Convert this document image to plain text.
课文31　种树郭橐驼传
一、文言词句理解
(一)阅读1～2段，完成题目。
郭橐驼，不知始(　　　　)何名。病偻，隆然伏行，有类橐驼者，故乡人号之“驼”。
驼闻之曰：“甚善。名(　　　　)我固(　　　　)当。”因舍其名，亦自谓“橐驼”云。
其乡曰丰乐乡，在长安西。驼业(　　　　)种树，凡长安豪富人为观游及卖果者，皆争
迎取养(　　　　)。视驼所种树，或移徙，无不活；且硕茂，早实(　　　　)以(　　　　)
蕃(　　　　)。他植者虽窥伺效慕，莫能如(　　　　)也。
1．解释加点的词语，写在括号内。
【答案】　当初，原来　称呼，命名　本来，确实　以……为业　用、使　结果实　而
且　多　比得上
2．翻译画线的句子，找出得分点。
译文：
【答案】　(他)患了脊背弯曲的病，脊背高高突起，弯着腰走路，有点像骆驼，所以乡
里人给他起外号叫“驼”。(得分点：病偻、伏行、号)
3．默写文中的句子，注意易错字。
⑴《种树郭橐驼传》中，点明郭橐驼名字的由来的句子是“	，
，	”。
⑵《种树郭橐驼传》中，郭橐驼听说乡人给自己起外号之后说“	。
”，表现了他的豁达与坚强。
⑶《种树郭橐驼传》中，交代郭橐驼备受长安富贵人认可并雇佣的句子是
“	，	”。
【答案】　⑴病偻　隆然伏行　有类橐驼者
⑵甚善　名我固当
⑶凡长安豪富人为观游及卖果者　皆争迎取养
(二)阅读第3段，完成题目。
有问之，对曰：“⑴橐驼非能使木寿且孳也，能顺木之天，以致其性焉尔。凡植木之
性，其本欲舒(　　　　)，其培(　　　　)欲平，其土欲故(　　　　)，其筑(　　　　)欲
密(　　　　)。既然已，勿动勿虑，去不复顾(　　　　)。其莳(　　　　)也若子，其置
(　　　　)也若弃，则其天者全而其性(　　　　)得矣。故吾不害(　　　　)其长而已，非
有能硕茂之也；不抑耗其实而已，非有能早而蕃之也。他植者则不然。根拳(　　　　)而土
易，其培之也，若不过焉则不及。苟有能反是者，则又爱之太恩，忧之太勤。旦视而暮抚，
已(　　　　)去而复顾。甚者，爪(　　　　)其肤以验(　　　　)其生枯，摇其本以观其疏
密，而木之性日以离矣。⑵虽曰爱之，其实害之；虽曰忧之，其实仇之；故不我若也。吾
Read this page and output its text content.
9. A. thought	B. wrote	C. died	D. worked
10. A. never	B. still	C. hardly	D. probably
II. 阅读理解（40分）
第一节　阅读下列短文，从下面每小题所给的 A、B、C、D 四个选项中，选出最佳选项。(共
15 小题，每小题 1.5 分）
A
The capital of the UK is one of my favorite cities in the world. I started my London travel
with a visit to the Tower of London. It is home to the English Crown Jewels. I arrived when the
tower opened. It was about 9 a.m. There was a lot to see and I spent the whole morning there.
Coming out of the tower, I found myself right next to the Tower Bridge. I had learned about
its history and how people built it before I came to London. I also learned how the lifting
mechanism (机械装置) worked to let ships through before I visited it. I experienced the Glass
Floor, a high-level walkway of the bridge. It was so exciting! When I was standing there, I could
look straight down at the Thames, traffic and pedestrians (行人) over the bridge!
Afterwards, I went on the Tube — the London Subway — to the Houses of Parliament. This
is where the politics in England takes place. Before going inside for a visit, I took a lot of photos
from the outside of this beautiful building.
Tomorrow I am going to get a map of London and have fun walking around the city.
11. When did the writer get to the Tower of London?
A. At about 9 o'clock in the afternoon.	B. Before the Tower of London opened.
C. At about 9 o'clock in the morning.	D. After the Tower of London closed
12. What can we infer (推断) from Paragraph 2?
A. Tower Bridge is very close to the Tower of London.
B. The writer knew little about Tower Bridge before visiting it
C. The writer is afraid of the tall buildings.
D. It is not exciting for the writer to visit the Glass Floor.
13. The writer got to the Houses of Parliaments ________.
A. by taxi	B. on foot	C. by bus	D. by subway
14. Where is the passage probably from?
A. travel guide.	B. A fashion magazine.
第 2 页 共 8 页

**Problem requirements:** Reproduce the material in full, with no word added or dropped.

**Solution to the problem:**
Convert this document image to plain text.
课文31　种树郭橐驼传
一、文言词句理解
(一)阅读1～2段，完成题目。
郭橐驼，不知始(　　　　)何名。病偻，隆然伏行，有类橐驼者，故乡人号之“驼”。
驼闻之曰：“甚善。名(　　　　)我固(　　　　)当。”因舍其名，亦自谓“橐驼”云。
其乡曰丰乐乡，在长安西。驼业(　　　　)种树，凡长安豪富人为观游及卖果者，皆争
迎取养(　　　　)。视驼所种树，或移徙，无不活；且硕茂，早实(　　　　)以(　　　　)
蕃(　　　　)。他植者虽窥伺效慕，莫能如(　　　　)也。
1．解释加点的词语，写在括号内。
【答案】　当初，原来　称呼，命名　本来，确实　以……为业　用、使　结果实　而
且　多　比得上
2．翻译画线的句子，找出得分点。
译文：
【答案】　(他)患了脊背弯曲的病，脊背高高突起，弯着腰走路，有点像骆驼，所以乡
里人给他起外号叫“驼”。(得分点：病偻、伏行、号)
3．默写文中的句子，注意易错字。
⑴《种树郭橐驼传》中，点明郭橐驼名字的由来的句子是“	，
，	”。
⑵《种树郭橐驼传》中，郭橐驼听说乡人给自己起外号之后说“	。
”，表现了他的豁达与坚强。
⑶《种树郭橐驼传》中，交代郭橐驼备受长安富贵人认可并雇佣的句子是
“	，	”。
【答案】　⑴病偻　隆然伏行　有类橐驼者
⑵甚善　名我固当
⑶凡长安豪富人为观游及卖果者　皆争迎取养
(二)阅读第3段，完成题目。
有问之，对曰：“⑴橐驼非能使木寿且孳也，能顺木之天，以致其性焉尔。凡植木之
性，其本欲舒(　　　　)，其培(　　　　)欲平，其土欲故(　　　　)，其筑(　　　　)欲
密(　　　　)。既然已，勿动勿虑，去不复顾(　　　　)。其莳(　　　　)也若子，其置
(　　　　)也若弃，则其天者全而其性(　　　　)得矣。故吾不害(　　　　)其长而已，非
有能硕茂之也；不抑耗其实而已，非有能早而蕃之也。他植者则不然。根拳(　　　　)而土
易，其培之也，若不过焉则不及。苟有能反是者，则又爱之太恩，忧之太勤。旦视而暮抚，
已(　　　　)去而复顾。甚者，爪(　　　　)其肤以验(　　　　)其生枯，摇其本以观其疏
密，而木之性日以离矣。⑵虽曰爱之，其实害之；虽曰忧之，其实仇之；故不我若也。吾
Read this page and output its text content.
9. A. thought	B. wrote	C. died	D. worked
10. A. never	B. still	C. hardly	D. probably
II. 阅读理解（40分）
第一节　阅读下列短文，从下面每小题所给的 A、B、C、D 四个选项中，选出最佳选项。(共
15 小题，每小题 1.5 分）
A
The capital of the UK is one of my favorite cities in the world. I started my London travel
with a visit to the Tower of London. It is home to the English Crown Jewels. I arrived when the
tower opened. It was about 9 a.m. There was a lot to see and I spent the whole morning there.
Coming out of the tower, I found myself right next to the Tower Bridge. I had learned about
its history and how people built it before I came to London. I also learned how the lifting
mechanism (机械装置) worked to let ships through before I visited it. I experienced the Glass
Floor, a high-level walkway of the bridge. It was so exciting! When I was standing there, I could
look straight down at the Thames, traffic and pedestrians (行人) over the bridge!
Afterwards, I went on the Tube — the London Subway — to the Houses of Parliament. This
is where the politics in England takes place. Before going inside for a visit, I took a lot of photos
from the outside of this beautiful building.
Tomorrow I am going to get a map of London and have fun walking around the city.
11. When did the writer get to the Tower of London?
A. At about 9 o'clock in the afternoon.	B. Before the Tower of London opened.
C. At about 9 o'clock in the morning.	D. After the Tower of London closed
12. What can we infer (推断) from Paragraph 2?
A. Tower Bridge is very close to the Tower of London.
B. The writer knew little about Tower Bridge before visiting it
C. The writer is afraid of the tall buildings.
D. It is not exciting for the writer to visit the Glass Floor.
13. The writer got to the Houses of Parliaments ________.
A. by taxi	B. on foot	C. by bus	D. by subway
14. Where is the passage probably from?
A. travel guide.	B. A fashion magazine.
第 2 页 共 8 页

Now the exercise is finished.